Task: Every record must be repeated exactly, with no omission.

Supplied records:
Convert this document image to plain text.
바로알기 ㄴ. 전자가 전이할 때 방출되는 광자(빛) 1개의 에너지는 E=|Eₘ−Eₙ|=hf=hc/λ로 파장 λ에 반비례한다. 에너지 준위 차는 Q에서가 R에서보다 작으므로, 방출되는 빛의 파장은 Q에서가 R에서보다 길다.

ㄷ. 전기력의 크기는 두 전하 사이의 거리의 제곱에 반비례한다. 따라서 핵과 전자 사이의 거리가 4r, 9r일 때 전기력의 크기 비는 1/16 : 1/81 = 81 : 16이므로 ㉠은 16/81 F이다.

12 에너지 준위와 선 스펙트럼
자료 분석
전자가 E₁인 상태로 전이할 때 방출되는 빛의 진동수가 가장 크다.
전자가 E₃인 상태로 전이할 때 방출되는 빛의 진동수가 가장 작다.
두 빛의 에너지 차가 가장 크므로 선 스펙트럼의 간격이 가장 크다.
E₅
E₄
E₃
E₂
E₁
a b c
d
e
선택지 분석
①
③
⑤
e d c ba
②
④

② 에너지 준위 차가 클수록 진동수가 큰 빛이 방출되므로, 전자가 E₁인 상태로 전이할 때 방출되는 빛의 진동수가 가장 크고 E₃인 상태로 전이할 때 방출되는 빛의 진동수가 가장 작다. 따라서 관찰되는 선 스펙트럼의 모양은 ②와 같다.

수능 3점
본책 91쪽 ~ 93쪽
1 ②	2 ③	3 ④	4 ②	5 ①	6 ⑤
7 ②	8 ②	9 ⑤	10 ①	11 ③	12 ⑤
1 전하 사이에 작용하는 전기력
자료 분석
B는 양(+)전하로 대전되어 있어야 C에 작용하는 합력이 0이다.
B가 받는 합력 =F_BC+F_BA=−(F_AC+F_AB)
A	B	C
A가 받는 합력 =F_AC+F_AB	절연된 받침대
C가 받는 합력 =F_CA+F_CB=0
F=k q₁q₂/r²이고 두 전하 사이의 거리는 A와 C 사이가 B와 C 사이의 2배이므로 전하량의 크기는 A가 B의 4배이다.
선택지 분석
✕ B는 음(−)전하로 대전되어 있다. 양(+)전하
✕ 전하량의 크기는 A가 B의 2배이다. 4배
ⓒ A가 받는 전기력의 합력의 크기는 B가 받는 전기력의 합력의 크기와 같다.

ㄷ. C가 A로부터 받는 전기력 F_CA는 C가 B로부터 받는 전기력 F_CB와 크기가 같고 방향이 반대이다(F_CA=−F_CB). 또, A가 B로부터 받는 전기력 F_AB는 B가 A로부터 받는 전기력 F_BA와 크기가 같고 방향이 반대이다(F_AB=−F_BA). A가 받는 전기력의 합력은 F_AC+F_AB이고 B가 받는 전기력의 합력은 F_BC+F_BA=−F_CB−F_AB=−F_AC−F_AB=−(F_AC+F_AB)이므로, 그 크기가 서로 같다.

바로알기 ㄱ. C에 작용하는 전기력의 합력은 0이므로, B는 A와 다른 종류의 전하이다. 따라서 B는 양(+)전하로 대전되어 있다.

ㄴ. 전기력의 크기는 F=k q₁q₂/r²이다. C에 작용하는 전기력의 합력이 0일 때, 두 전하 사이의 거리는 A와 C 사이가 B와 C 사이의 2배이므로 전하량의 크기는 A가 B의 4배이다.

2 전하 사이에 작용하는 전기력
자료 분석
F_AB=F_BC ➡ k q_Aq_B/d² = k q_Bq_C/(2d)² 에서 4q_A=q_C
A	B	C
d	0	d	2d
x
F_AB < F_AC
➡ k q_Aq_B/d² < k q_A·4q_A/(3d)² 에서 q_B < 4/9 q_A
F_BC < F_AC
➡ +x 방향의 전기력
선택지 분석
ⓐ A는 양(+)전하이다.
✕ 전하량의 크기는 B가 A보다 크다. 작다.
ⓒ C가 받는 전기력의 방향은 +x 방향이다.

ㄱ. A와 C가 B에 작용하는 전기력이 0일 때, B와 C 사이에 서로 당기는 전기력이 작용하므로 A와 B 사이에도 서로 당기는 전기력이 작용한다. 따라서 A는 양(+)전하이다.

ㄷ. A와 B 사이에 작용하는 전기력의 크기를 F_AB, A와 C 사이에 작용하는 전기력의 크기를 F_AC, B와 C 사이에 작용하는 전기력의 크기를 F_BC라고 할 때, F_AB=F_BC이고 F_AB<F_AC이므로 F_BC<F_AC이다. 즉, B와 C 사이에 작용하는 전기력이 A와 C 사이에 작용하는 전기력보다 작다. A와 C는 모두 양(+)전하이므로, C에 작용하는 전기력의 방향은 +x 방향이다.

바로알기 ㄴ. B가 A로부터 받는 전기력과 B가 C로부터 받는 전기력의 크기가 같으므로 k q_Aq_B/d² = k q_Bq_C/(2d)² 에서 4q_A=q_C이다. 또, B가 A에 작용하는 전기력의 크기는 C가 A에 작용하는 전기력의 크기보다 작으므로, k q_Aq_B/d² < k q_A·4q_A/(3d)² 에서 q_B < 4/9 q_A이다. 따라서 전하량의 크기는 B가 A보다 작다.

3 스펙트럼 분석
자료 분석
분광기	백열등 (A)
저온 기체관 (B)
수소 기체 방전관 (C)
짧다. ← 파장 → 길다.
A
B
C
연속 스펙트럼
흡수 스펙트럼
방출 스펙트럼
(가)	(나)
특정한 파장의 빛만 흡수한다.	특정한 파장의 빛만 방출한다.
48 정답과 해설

Response to this task:
Convert this document image to plain text.
바로알기 ㄴ. 전자가 전이할 때 방출되는 광자(빛) 1개의 에너지는 E=|Eₘ−Eₙ|=hf=hc/λ로 파장 λ에 반비례한다. 에너지 준위 차는 Q에서가 R에서보다 작으므로, 방출되는 빛의 파장은 Q에서가 R에서보다 길다.

ㄷ. 전기력의 크기는 두 전하 사이의 거리의 제곱에 반비례한다. 따라서 핵과 전자 사이의 거리가 4r, 9r일 때 전기력의 크기 비는 1/16 : 1/81 = 81 : 16이므로 ㉠은 16/81 F이다.

12 에너지 준위와 선 스펙트럼
자료 분석
전자가 E₁인 상태로 전이할 때 방출되는 빛의 진동수가 가장 크다.
전자가 E₃인 상태로 전이할 때 방출되는 빛의 진동수가 가장 작다.
두 빛의 에너지 차가 가장 크므로 선 스펙트럼의 간격이 가장 크다.
E₅
E₄
E₃
E₂
E₁
a b c
d
e
선택지 분석
①
③
⑤
e d c ba
②
④

② 에너지 준위 차가 클수록 진동수가 큰 빛이 방출되므로, 전자가 E₁인 상태로 전이할 때 방출되는 빛의 진동수가 가장 크고 E₃인 상태로 전이할 때 방출되는 빛의 진동수가 가장 작다. 따라서 관찰되는 선 스펙트럼의 모양은 ②와 같다.

수능 3점
본책 91쪽 ~ 93쪽
1 ②	2 ③	3 ④	4 ②	5 ①	6 ⑤
7 ②	8 ②	9 ⑤	10 ①	11 ③	12 ⑤
1 전하 사이에 작용하는 전기력
자료 분석
B는 양(+)전하로 대전되어 있어야 C에 작용하는 합력이 0이다.
B가 받는 합력 =F_BC+F_BA=−(F_AC+F_AB)
A	B	C
A가 받는 합력 =F_AC+F_AB	절연된 받침대
C가 받는 합력 =F_CA+F_CB=0
F=k q₁q₂/r²이고 두 전하 사이의 거리는 A와 C 사이가 B와 C 사이의 2배이므로 전하량의 크기는 A가 B의 4배이다.
선택지 분석
✕ B는 음(−)전하로 대전되어 있다. 양(+)전하
✕ 전하량의 크기는 A가 B의 2배이다. 4배
ⓒ A가 받는 전기력의 합력의 크기는 B가 받는 전기력의 합력의 크기와 같다.

ㄷ. C가 A로부터 받는 전기력 F_CA는 C가 B로부터 받는 전기력 F_CB와 크기가 같고 방향이 반대이다(F_CA=−F_CB). 또, A가 B로부터 받는 전기력 F_AB는 B가 A로부터 받는 전기력 F_BA와 크기가 같고 방향이 반대이다(F_AB=−F_BA). A가 받는 전기력의 합력은 F_AC+F_AB이고 B가 받는 전기력의 합력은 F_BC+F_BA=−F_CB−F_AB=−F_AC−F_AB=−(F_AC+F_AB)이므로, 그 크기가 서로 같다.

바로알기 ㄱ. C에 작용하는 전기력의 합력은 0이므로, B는 A와 다른 종류의 전하이다. 따라서 B는 양(+)전하로 대전되어 있다.

ㄴ. 전기력의 크기는 F=k q₁q₂/r²이다. C에 작용하는 전기력의 합력이 0일 때, 두 전하 사이의 거리는 A와 C 사이가 B와 C 사이의 2배이므로 전하량의 크기는 A가 B의 4배이다.

2 전하 사이에 작용하는 전기력
자료 분석
F_AB=F_BC ➡ k q_Aq_B/d² = k q_Bq_C/(2d)² 에서 4q_A=q_C
A	B	C
d	0	d	2d
x
F_AB < F_AC
➡ k q_Aq_B/d² < k q_A·4q_A/(3d)² 에서 q_B < 4/9 q_A
F_BC < F_AC
➡ +x 방향의 전기력
선택지 분석
ⓐ A는 양(+)전하이다.
✕ 전하량의 크기는 B가 A보다 크다. 작다.
ⓒ C가 받는 전기력의 방향은 +x 방향이다.

ㄱ. A와 C가 B에 작용하는 전기력이 0일 때, B와 C 사이에 서로 당기는 전기력이 작용하므로 A와 B 사이에도 서로 당기는 전기력이 작용한다. 따라서 A는 양(+)전하이다.

ㄷ. A와 B 사이에 작용하는 전기력의 크기를 F_AB, A와 C 사이에 작용하는 전기력의 크기를 F_AC, B와 C 사이에 작용하는 전기력의 크기를 F_BC라고 할 때, F_AB=F_BC이고 F_AB<F_AC이므로 F_BC<F_AC이다. 즉, B와 C 사이에 작용하는 전기력이 A와 C 사이에 작용하는 전기력보다 작다. A와 C는 모두 양(+)전하이므로, C에 작용하는 전기력의 방향은 +x 방향이다.

바로알기 ㄴ. B가 A로부터 받는 전기력과 B가 C로부터 받는 전기력의 크기가 같으므로 k q_Aq_B/d² = k q_Bq_C/(2d)² 에서 4q_A=q_C이다. 또, B가 A에 작용하는 전기력의 크기는 C가 A에 작용하는 전기력의 크기보다 작으므로, k q_Aq_B/d² < k q_A·4q_A/(3d)² 에서 q_B < 4/9 q_A이다. 따라서 전하량의 크기는 B가 A보다 작다.

3 스펙트럼 분석
자료 분석
분광기	백열등 (A)
저온 기체관 (B)
수소 기체 방전관 (C)
짧다. ← 파장 → 길다.
A
B
C
연속 스펙트럼
흡수 스펙트럼
방출 스펙트럼
(가)	(나)
특정한 파장의 빛만 흡수한다.	특정한 파장의 빛만 방출한다.
48 정답과 해설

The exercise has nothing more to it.